BEGIN Material for the task

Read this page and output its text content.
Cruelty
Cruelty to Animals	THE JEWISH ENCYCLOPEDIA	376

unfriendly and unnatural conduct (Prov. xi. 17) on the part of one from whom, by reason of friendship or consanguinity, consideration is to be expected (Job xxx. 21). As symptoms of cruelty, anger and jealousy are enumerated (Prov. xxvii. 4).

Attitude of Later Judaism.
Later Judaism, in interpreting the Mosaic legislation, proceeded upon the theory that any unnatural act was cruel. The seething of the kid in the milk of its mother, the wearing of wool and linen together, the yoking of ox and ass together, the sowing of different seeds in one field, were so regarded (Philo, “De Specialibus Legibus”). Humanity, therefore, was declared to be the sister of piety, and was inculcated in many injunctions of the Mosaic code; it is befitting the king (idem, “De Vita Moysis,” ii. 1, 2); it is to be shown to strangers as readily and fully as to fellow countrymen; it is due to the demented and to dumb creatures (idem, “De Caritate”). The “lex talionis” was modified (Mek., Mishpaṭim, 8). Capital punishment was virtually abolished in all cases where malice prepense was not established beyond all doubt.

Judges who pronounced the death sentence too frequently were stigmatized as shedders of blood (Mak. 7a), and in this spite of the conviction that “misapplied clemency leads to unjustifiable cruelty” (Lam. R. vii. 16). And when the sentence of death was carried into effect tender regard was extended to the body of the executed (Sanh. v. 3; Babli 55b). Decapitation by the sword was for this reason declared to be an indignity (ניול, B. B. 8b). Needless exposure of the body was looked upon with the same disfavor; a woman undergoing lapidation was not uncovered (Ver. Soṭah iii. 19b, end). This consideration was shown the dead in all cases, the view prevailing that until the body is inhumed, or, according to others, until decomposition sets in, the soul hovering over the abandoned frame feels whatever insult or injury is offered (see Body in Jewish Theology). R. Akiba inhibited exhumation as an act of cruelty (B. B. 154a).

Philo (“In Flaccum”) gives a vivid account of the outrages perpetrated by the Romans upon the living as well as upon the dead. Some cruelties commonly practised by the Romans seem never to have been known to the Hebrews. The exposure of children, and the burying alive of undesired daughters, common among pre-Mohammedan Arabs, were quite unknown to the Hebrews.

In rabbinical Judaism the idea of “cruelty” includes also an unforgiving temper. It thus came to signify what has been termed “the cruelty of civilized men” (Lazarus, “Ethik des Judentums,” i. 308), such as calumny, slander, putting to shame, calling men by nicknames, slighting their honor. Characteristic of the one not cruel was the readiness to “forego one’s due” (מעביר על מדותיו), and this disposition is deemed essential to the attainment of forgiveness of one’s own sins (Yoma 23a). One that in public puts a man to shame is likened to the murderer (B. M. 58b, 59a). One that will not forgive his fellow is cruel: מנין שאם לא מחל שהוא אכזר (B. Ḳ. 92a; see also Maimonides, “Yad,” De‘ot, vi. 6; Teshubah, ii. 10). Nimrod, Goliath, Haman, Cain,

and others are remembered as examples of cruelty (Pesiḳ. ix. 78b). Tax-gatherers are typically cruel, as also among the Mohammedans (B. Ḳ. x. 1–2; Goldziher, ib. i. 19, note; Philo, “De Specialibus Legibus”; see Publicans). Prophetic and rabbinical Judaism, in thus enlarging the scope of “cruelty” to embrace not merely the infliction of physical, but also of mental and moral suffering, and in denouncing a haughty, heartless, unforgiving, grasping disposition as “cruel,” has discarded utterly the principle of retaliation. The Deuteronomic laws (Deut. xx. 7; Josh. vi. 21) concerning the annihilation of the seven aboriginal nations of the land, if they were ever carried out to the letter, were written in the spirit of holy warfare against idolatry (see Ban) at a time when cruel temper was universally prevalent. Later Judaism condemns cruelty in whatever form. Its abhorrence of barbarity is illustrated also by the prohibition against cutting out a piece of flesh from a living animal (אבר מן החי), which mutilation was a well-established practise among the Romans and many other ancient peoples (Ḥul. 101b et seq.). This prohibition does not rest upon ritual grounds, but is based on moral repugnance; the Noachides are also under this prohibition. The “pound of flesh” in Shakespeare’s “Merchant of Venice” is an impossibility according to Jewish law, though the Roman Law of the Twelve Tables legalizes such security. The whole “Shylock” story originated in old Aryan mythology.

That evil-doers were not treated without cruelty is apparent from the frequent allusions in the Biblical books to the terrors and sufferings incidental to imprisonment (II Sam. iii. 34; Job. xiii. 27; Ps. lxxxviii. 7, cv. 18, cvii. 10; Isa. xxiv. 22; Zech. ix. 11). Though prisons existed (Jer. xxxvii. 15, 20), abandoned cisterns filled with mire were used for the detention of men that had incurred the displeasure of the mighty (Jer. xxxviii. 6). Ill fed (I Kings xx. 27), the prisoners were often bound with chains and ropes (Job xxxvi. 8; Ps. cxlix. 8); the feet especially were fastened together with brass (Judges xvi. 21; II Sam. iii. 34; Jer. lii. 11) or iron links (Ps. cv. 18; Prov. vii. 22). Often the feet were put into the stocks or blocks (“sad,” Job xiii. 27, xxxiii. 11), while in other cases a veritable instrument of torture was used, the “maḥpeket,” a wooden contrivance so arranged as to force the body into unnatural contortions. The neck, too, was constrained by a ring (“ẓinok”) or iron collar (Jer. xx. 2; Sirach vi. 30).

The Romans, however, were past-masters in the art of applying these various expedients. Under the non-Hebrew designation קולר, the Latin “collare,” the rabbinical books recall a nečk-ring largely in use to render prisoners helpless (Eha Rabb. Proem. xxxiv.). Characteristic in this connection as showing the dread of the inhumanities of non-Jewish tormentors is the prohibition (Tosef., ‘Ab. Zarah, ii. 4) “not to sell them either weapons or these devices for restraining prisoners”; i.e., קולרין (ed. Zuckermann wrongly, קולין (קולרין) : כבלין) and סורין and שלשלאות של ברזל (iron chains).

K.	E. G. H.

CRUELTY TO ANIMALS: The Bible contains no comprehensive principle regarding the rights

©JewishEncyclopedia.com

END Material for the task

**What is expected**
The lines above should be duplicated exactly.

**Answer to the task**
Read this page and output its text content.
Cruelty
Cruelty to Animals	THE JEWISH ENCYCLOPEDIA	376

unfriendly and unnatural conduct (Prov. xi. 17) on the part of one from whom, by reason of friendship or consanguinity, consideration is to be expected (Job xxx. 21). As symptoms of cruelty, anger and jealousy are enumerated (Prov. xxvii. 4).

Attitude of Later Judaism.
Later Judaism, in interpreting the Mosaic legislation, proceeded upon the theory that any unnatural act was cruel. The seething of the kid in the milk of its mother, the wearing of wool and linen together, the yoking of ox and ass together, the sowing of different seeds in one field, were so regarded (Philo, “De Specialibus Legibus”). Humanity, therefore, was declared to be the sister of piety, and was inculcated in many injunctions of the Mosaic code; it is befitting the king (idem, “De Vita Moysis,” ii. 1, 2); it is to be shown to strangers as readily and fully as to fellow countrymen; it is due to the demented and to dumb creatures (idem, “De Caritate”). The “lex talionis” was modified (Mek., Mishpaṭim, 8). Capital punishment was virtually abolished in all cases where malice prepense was not established beyond all doubt.

Judges who pronounced the death sentence too frequently were stigmatized as shedders of blood (Mak. 7a), and in this spite of the conviction that “misapplied clemency leads to unjustifiable cruelty” (Lam. R. vii. 16). And when the sentence of death was carried into effect tender regard was extended to the body of the executed (Sanh. v. 3; Babli 55b). Decapitation by the sword was for this reason declared to be an indignity (ניול, B. B. 8b). Needless exposure of the body was looked upon with the same disfavor; a woman undergoing lapidation was not uncovered (Ver. Soṭah iii. 19b, end). This consideration was shown the dead in all cases, the view prevailing that until the body is inhumed, or, according to others, until decomposition sets in, the soul hovering over the abandoned frame feels whatever insult or injury is offered (see Body in Jewish Theology). R. Akiba inhibited exhumation as an act of cruelty (B. B. 154a).

Philo (“In Flaccum”) gives a vivid account of the outrages perpetrated by the Romans upon the living as well as upon the dead. Some cruelties commonly practised by the Romans seem never to have been known to the Hebrews. The exposure of children, and the burying alive of undesired daughters, common among pre-Mohammedan Arabs, were quite unknown to the Hebrews.

In rabbinical Judaism the idea of “cruelty” includes also an unforgiving temper. It thus came to signify what has been termed “the cruelty of civilized men” (Lazarus, “Ethik des Judentums,” i. 308), such as calumny, slander, putting to shame, calling men by nicknames, slighting their honor. Characteristic of the one not cruel was the readiness to “forego one’s due” (מעביר על מדותיו), and this disposition is deemed essential to the attainment of forgiveness of one’s own sins (Yoma 23a). One that in public puts a man to shame is likened to the murderer (B. M. 58b, 59a). One that will not forgive his fellow is cruel: מנין שאם לא מחל שהוא אכזר (B. Ḳ. 92a; see also Maimonides, “Yad,” De‘ot, vi. 6; Teshubah, ii. 10). Nimrod, Goliath, Haman, Cain,

and others are remembered as examples of cruelty (Pesiḳ. ix. 78b). Tax-gatherers are typically cruel, as also among the Mohammedans (B. Ḳ. x. 1–2; Goldziher, ib. i. 19, note; Philo, “De Specialibus Legibus”; see Publicans). Prophetic and rabbinical Judaism, in thus enlarging the scope of “cruelty” to embrace not merely the infliction of physical, but also of mental and moral suffering, and in denouncing a haughty, heartless, unforgiving, grasping disposition as “cruel,” has discarded utterly the principle of retaliation. The Deuteronomic laws (Deut. xx. 7; Josh. vi. 21) concerning the annihilation of the seven aboriginal nations of the land, if they were ever carried out to the letter, were written in the spirit of holy warfare against idolatry (see Ban) at a time when cruel temper was universally prevalent. Later Judaism condemns cruelty in whatever form. Its abhorrence of barbarity is illustrated also by the prohibition against cutting out a piece of flesh from a living animal (אבר מן החי), which mutilation was a well-established practise among the Romans and many other ancient peoples (Ḥul. 101b et seq.). This prohibition does not rest upon ritual grounds, but is based on moral repugnance; the Noachides are also under this prohibition. The “pound of flesh” in Shakespeare’s “Merchant of Venice” is an impossibility according to Jewish law, though the Roman Law of the Twelve Tables legalizes such security. The whole “Shylock” story originated in old Aryan mythology.

That evil-doers were not treated without cruelty is apparent from the frequent allusions in the Biblical books to the terrors and sufferings incidental to imprisonment (II Sam. iii. 34; Job. xiii. 27; Ps. lxxxviii. 7, cv. 18, cvii. 10; Isa. xxiv. 22; Zech. ix. 11). Though prisons existed (Jer. xxxvii. 15, 20), abandoned cisterns filled with mire were used for the detention of men that had incurred the displeasure of the mighty (Jer. xxxviii. 6). Ill fed (I Kings xx. 27), the prisoners were often bound with chains and ropes (Job xxxvi. 8; Ps. cxlix. 8); the feet especially were fastened together with brass (Judges xvi. 21; II Sam. iii. 34; Jer. lii. 11) or iron links (Ps. cv. 18; Prov. vii. 22). Often the feet were put into the stocks or blocks (“sad,” Job xiii. 27, xxxiii. 11), while in other cases a veritable instrument of torture was used, the “maḥpeket,” a wooden contrivance so arranged as to force the body into unnatural contortions. The neck, too, was constrained by a ring (“ẓinok”) or iron collar (Jer. xx. 2; Sirach vi. 30).

The Romans, however, were past-masters in the art of applying these various expedients. Under the non-Hebrew designation קולר, the Latin “collare,” the rabbinical books recall a nečk-ring largely in use to render prisoners helpless (Eha Rabb. Proem. xxxiv.). Characteristic in this connection as showing the dread of the inhumanities of non-Jewish tormentors is the prohibition (Tosef., ‘Ab. Zarah, ii. 4) “not to sell them either weapons or these devices for restraining prisoners”; i.e., קולרין (ed. Zuckermann wrongly, קולין (קולרין) : כבלין) and סורין and שלשלאות של ברזל (iron chains).

K.	E. G. H.

CRUELTY TO ANIMALS: The Bible contains no comprehensive principle regarding the rights

©JewishEncyclopedia.com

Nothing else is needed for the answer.